EXERCISE DETAILS:
Filter these entries so that only lines with the word "ylabel" remain.

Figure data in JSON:
--------------------------------

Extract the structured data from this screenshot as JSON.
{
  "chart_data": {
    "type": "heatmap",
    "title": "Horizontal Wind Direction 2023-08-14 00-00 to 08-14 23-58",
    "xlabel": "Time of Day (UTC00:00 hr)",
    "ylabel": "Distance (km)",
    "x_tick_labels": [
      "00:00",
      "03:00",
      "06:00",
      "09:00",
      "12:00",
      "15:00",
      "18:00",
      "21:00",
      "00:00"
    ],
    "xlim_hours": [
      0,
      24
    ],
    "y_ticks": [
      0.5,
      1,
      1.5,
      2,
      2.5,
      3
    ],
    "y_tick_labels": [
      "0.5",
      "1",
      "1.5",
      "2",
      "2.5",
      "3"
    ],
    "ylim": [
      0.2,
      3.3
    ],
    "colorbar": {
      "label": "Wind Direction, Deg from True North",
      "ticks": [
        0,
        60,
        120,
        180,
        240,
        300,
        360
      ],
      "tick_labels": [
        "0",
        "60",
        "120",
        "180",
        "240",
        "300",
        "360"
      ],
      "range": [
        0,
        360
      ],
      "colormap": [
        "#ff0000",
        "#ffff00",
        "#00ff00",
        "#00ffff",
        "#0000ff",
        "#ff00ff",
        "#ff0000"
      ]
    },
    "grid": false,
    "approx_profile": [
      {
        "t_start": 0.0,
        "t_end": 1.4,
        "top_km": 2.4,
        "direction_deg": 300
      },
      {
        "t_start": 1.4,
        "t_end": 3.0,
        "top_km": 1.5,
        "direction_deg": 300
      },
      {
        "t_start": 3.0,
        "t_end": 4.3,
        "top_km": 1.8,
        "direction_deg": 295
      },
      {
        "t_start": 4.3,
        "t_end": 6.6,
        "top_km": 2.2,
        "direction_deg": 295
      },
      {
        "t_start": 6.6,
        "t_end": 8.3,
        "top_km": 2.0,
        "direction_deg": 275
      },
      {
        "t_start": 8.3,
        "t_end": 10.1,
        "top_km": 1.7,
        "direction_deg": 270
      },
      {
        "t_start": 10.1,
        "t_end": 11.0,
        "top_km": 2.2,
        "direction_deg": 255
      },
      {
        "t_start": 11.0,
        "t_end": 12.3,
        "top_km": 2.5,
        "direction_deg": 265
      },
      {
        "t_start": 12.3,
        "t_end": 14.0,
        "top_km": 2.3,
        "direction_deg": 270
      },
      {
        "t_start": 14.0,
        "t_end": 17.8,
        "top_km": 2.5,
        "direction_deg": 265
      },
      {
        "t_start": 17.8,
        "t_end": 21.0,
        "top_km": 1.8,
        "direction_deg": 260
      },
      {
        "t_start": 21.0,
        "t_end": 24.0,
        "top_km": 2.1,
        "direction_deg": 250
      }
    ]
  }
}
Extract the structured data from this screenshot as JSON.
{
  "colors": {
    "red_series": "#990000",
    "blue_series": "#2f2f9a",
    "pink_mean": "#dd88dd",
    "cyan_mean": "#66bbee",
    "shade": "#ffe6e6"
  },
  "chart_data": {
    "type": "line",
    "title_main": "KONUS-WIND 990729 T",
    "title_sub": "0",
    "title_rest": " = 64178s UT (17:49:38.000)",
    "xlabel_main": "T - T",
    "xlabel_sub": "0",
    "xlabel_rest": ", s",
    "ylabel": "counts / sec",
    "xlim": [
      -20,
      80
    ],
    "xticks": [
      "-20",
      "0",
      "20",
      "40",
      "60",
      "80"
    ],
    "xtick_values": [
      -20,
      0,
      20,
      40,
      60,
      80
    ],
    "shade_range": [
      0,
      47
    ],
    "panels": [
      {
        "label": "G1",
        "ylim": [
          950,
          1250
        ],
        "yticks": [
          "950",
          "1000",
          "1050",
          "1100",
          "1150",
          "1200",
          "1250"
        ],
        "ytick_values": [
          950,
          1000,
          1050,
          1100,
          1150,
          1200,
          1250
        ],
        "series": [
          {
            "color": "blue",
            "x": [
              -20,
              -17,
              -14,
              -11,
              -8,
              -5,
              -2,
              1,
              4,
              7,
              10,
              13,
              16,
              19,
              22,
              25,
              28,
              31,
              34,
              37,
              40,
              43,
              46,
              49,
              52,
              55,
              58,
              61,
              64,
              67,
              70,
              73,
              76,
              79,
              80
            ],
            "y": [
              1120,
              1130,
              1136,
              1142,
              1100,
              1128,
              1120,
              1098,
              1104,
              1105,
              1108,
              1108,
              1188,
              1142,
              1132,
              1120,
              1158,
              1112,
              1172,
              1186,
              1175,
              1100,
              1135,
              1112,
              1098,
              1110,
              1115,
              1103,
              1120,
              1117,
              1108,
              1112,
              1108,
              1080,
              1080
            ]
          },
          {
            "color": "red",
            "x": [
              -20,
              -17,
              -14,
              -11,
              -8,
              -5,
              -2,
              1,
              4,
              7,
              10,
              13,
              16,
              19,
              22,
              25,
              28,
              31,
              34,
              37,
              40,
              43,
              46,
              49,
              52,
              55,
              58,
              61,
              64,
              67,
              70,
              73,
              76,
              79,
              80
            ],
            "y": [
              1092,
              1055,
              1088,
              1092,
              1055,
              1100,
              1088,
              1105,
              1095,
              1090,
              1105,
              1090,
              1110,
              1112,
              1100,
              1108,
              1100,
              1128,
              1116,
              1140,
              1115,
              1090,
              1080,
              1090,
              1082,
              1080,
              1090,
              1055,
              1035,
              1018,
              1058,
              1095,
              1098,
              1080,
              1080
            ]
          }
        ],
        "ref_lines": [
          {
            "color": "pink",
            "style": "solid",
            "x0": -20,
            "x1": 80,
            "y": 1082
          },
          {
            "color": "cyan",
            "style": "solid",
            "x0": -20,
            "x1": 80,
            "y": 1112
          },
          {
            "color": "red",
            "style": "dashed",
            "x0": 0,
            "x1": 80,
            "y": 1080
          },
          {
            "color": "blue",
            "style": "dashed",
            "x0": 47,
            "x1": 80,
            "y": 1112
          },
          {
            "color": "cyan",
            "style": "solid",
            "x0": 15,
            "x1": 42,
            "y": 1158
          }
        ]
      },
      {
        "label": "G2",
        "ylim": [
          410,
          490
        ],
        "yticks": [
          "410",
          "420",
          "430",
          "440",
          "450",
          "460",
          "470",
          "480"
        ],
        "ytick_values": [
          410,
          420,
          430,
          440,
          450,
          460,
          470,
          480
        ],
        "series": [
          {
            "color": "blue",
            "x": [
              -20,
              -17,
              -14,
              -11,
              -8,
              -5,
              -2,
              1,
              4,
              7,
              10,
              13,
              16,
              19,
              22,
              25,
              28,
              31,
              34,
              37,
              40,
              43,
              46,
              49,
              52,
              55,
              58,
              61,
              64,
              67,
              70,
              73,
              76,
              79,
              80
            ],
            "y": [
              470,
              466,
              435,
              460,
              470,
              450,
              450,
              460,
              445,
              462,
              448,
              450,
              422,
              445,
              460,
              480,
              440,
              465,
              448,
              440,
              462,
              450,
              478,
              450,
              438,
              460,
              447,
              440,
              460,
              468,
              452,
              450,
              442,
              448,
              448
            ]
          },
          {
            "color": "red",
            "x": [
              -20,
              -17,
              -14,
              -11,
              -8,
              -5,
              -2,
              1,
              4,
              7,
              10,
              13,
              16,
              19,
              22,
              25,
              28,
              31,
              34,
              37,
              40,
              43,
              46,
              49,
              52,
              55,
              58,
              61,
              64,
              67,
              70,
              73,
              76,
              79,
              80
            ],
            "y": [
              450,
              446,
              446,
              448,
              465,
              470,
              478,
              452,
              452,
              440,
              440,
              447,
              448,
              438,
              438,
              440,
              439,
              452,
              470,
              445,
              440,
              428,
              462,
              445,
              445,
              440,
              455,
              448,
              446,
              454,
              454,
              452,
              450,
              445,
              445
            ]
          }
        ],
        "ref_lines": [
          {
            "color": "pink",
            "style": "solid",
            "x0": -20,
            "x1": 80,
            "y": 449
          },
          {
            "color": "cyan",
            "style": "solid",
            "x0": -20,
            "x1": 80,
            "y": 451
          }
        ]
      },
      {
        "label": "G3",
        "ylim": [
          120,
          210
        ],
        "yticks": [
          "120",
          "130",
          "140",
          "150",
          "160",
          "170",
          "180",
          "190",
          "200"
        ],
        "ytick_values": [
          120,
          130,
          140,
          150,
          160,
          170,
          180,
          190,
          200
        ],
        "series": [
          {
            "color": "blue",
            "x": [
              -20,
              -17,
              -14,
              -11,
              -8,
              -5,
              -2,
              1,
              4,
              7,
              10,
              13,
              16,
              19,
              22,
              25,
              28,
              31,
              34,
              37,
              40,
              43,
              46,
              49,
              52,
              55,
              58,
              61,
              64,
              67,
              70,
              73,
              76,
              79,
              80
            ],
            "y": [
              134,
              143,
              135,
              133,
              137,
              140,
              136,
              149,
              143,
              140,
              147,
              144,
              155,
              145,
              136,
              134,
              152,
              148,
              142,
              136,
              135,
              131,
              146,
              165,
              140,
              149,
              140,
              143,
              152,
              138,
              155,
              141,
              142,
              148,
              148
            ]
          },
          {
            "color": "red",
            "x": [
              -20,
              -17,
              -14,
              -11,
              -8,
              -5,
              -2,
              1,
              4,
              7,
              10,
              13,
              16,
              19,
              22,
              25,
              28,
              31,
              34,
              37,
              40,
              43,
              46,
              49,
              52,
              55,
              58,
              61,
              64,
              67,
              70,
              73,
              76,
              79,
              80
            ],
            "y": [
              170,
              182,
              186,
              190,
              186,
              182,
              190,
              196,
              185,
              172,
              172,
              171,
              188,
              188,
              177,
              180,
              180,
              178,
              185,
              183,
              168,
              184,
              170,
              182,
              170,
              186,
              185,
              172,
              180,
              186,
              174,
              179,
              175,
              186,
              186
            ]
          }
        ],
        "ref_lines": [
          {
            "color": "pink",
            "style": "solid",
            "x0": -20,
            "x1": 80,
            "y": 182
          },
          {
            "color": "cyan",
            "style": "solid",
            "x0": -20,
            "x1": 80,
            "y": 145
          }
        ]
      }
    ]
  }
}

--------------------------------

EXERCISE RESULT:
    "ylabel": "Distance (km)",
    "ylabel": "counts / sec",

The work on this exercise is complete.